With my whole food plant-based eating I maintain with my meals I do keep getting whole grain breads, and whole grain pastas, and often whole grain flour tortillas. I have whole grain flour to bake into bread but I wait necessarily for an opportunity to do that.
It is a mistake those who pursue living with low carbs or no carbs make, when what they have had that is so unhealthy is the enriched foods that break down the carbohydrates in whole grain. That is not healthy for us but whole grains are rich in nutrients for us.
I do not know why others would not change anything about how they eat and would not even consider what would be healthier for them, to have any change to that. That resistance is alien to me. I kept changing ways I eat whenever I was learning better ways, and benefit from that, changing when I do see a better way even when I am much older, as I am.
My favorite that was hard to give up for just having whole grain bread has been sourdough bread. But it is not just any whole grain bread but a specific bread of a certain brand. It has been out of stock a few times at that store, and those times I fell back to getting sourdough bread. So, it could still happen...
Now if I found whole grain sourdough bread I will be especially interested in it, it will still need to fit into my wfpb way that I continue with.
@Walter Hinteler,
We can find some of those in health food stores (Community Natural Foods, Whole Foods), but certainly not as many as you have. We are not an enlightened country when it comes to flour and baking. Most people buy bread and those who do make it tend to make your basic white. I would love to bake breads with different flours but my husband is a bit of a pleb when it comes to bread - white only! We don't eat a lot of bread so there's no point making two types. It takes us more than a week to eat one loaf. Homemade goes moldy much quicker than store-bought but I prefer homemade. I can't stand eating thawed bread so I never freeze it.
I have bags of whole grain flour and I would be baking bread, somewhere along the line. I had baked before, but getting these was with being prepared in mind. Ironically sometime after buying those I no longer had an oven I could use, and still have these bags not being used. I could not be well prepared for that. If prepping involved a bugout place where I had my own oven built, I could still bake with that, anyway.
Not being able to bake hasn't changed, here. I am still left having these bags of whole grain flour. But now it is really hot weather and I don't feel like baking anyway. I need ways to keep cooler. I still have no difficulty getting the whole grain bread I want, so I continue with that, instead of falling back to sourdough bread. I really have good sandwiches I use them for.
I have had too much yeast in some of what I have, and I think that does ruin it. It is important to use enough but not any more than just enough, for a good taste.
@FredBquick,
Please forgive me, but every time I see your name attached to this topic as the final commenter, I read your userid as FredBisquick.
I need to clean my glasses.
@FredBquick,
Yes, it's usually about 2.5 tsp for 2 loaves of bread but there's a recipe going around that is a no-knead bread, which is sort of like a focaccia loaf, that uses .25 tsp of yeast for one loaf.

Items from a data source
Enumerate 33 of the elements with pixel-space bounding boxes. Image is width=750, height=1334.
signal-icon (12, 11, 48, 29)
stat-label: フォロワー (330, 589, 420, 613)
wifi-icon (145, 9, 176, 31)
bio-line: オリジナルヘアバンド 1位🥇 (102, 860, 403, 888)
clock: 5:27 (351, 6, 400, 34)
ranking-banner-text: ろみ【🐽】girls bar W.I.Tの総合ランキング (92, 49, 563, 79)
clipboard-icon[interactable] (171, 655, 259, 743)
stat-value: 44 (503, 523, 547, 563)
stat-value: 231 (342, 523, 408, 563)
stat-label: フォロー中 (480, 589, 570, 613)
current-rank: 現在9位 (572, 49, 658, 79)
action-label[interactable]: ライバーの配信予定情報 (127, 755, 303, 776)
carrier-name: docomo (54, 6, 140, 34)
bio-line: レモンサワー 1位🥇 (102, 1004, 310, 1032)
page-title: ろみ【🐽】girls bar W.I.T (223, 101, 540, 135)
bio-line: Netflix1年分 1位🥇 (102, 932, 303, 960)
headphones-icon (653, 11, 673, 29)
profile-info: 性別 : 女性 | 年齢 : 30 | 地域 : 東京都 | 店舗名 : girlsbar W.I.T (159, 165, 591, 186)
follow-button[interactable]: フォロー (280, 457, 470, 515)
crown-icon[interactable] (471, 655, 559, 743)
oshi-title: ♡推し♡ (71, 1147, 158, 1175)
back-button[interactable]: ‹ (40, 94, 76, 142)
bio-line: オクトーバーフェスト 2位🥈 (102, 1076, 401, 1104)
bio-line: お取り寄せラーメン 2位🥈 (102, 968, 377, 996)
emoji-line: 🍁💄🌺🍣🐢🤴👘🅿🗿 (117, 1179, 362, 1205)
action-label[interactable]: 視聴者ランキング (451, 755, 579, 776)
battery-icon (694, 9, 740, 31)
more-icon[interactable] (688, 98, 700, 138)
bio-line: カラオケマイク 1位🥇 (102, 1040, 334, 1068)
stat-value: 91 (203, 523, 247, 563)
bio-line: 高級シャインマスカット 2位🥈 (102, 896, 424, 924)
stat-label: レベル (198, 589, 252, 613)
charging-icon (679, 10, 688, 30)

▶ Tasks to complete
1. Translate this sentence from the forum thread about whole grain bread into Spanish: "We don't eat a lot of bread so there's no point making two types."
2. According to the forum thread about whole grain bread, how much yeast does the no-knead recipe use for one loaf?
3. Reproduce the stretch of the forum thread about whole grain bread from "I have had too" through "a good taste.".
Rely solely on the forum thread about whole grain bread to complete the tasks.

▶ Results for each task
1. No comemos mucho pan, así que no tiene sentido hacer dos tipos.

2. .25 tsp of yeast

3.
I have had too much yeast in some of what I have, and I think that does ruin it. It is important to use enough but not any more than just enough, for a good taste.